* **Figure contents as structured data**:
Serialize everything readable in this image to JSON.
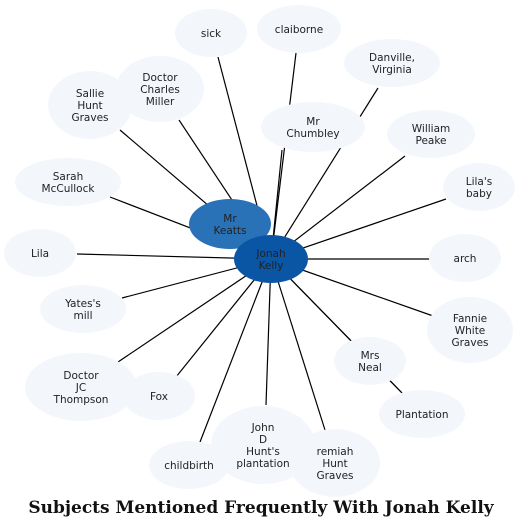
{
  "title": "Subjects Mentioned Frequently With Jonah Kelly",
  "colors": {
    "center": "#0b56a4",
    "secondary": "#2a72b8",
    "peripheral": "#f3f7fc",
    "edge": "#000000"
  },
  "center_node": {
    "label": "Jonah Kelly",
    "lines": [
      "Jonah",
      "Kelly"
    ]
  },
  "nodes": [
    {
      "id": "sick",
      "lines": [
        "sick"
      ]
    },
    {
      "id": "claiborne",
      "lines": [
        "claiborne"
      ]
    },
    {
      "id": "danville-virginia",
      "lines": [
        "Danville,",
        "Virginia"
      ]
    },
    {
      "id": "doctor-charles-miller",
      "lines": [
        "Doctor",
        "Charles",
        "Miller"
      ]
    },
    {
      "id": "sallie-hunt-graves",
      "lines": [
        "Sallie",
        "Hunt",
        "Graves"
      ]
    },
    {
      "id": "mr-chumbley",
      "lines": [
        "Mr",
        "Chumbley"
      ]
    },
    {
      "id": "william-peake",
      "lines": [
        "William",
        "Peake"
      ]
    },
    {
      "id": "sarah-mccullock",
      "lines": [
        "Sarah",
        "McCullock"
      ]
    },
    {
      "id": "lilas-baby",
      "lines": [
        "Lila's",
        "baby"
      ]
    },
    {
      "id": "mr-keatts",
      "lines": [
        "Mr",
        "Keatts"
      ],
      "emphasis": true
    },
    {
      "id": "lila",
      "lines": [
        "Lila"
      ]
    },
    {
      "id": "arch",
      "lines": [
        "arch"
      ]
    },
    {
      "id": "yates-mill",
      "lines": [
        "Yates's",
        "mill"
      ]
    },
    {
      "id": "fannie-white-graves",
      "lines": [
        "Fannie",
        "White",
        "Graves"
      ]
    },
    {
      "id": "mrs-neal",
      "lines": [
        "Mrs",
        "Neal"
      ]
    },
    {
      "id": "doctor-jc-thompson",
      "lines": [
        "Doctor",
        "JC",
        "Thompson"
      ]
    },
    {
      "id": "fox",
      "lines": [
        "Fox"
      ]
    },
    {
      "id": "plantation",
      "lines": [
        "Plantation"
      ]
    },
    {
      "id": "john-d-hunts-plantation",
      "lines": [
        "John",
        "D",
        "Hunt's",
        "plantation"
      ]
    },
    {
      "id": "jeremiah-hunt-graves",
      "lines": [
        "remiah",
        "Hunt",
        "Graves"
      ]
    },
    {
      "id": "childbirth",
      "lines": [
        "childbirth"
      ]
    }
  ]
}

* **WRITTEN REQUEST**: Retype the entries word for word. Omit any images.

* **ANSWER IN FULL**:
Serialize everything readable in this image to JSON.
{
  "title": "Subjects Mentioned Frequently With Jonah Kelly",
  "colors": {
    "center": "#0b56a4",
    "secondary": "#2a72b8",
    "peripheral": "#f3f7fc",
    "edge": "#000000"
  },
  "center_node": {
    "label": "Jonah Kelly",
    "lines": [
      "Jonah",
      "Kelly"
    ]
  },
  "nodes": [
    {
      "id": "sick",
      "lines": [
        "sick"
      ]
    },
    {
      "id": "claiborne",
      "lines": [
        "claiborne"
      ]
    },
    {
      "id": "danville-virginia",
      "lines": [
        "Danville,",
        "Virginia"
      ]
    },
    {
      "id": "doctor-charles-miller",
      "lines": [
        "Doctor",
        "Charles",
        "Miller"
      ]
    },
    {
      "id": "sallie-hunt-graves",
      "lines": [
        "Sallie",
        "Hunt",
        "Graves"
      ]
    },
    {
      "id": "mr-chumbley",
      "lines": [
        "Mr",
        "Chumbley"
      ]
    },
    {
      "id": "william-peake",
      "lines": [
        "William",
        "Peake"
      ]
    },
    {
      "id": "sarah-mccullock",
      "lines": [
        "Sarah",
        "McCullock"
      ]
    },
    {
      "id": "lilas-baby",
      "lines": [
        "Lila's",
        "baby"
      ]
    },
    {
      "id": "mr-keatts",
      "lines": [
        "Mr",
        "Keatts"
      ],
      "emphasis": true
    },
    {
      "id": "lila",
      "lines": [
        "Lila"
      ]
    },
    {
      "id": "arch",
      "lines": [
        "arch"
      ]
    },
    {
      "id": "yates-mill",
      "lines": [
        "Yates's",
        "mill"
      ]
    },
    {
      "id": "fannie-white-graves",
      "lines": [
        "Fannie",
        "White",
        "Graves"
      ]
    },
    {
      "id": "mrs-neal",
      "lines": [
        "Mrs",
        "Neal"
      ]
    },
    {
      "id": "doctor-jc-thompson",
      "lines": [
        "Doctor",
        "JC",
        "Thompson"
      ]
    },
    {
      "id": "fox",
      "lines": [
        "Fox"
      ]
    },
    {
      "id": "plantation",
      "lines": [
        "Plantation"
      ]
    },
    {
      "id": "john-d-hunts-plantation",
      "lines": [
        "John",
        "D",
        "Hunt's",
        "plantation"
      ]
    },
    {
      "id": "jeremiah-hunt-graves",
      "lines": [
        "remiah",
        "Hunt",
        "Graves"
      ]
    },
    {
      "id": "childbirth",
      "lines": [
        "childbirth"
      ]
    }
  ]
}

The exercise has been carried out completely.